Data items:
* Start *
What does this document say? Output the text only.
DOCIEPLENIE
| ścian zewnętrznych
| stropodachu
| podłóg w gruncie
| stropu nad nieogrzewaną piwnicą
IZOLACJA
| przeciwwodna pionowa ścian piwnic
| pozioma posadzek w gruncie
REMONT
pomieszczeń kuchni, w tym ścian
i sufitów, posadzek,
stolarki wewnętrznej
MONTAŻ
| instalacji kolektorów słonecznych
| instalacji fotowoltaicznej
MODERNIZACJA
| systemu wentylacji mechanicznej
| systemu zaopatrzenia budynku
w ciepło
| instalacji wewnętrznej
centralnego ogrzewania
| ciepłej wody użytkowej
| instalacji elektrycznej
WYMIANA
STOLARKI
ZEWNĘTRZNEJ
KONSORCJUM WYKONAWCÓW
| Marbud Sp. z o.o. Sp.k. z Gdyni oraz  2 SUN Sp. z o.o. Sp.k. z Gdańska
* End *
▶ TASK PROMPT:
Reproduce every line from the entries that holds the word "gruncie".

▶ FULL SOLUTION:
| podłóg w gruncie
| pozioma posadzek w gruncie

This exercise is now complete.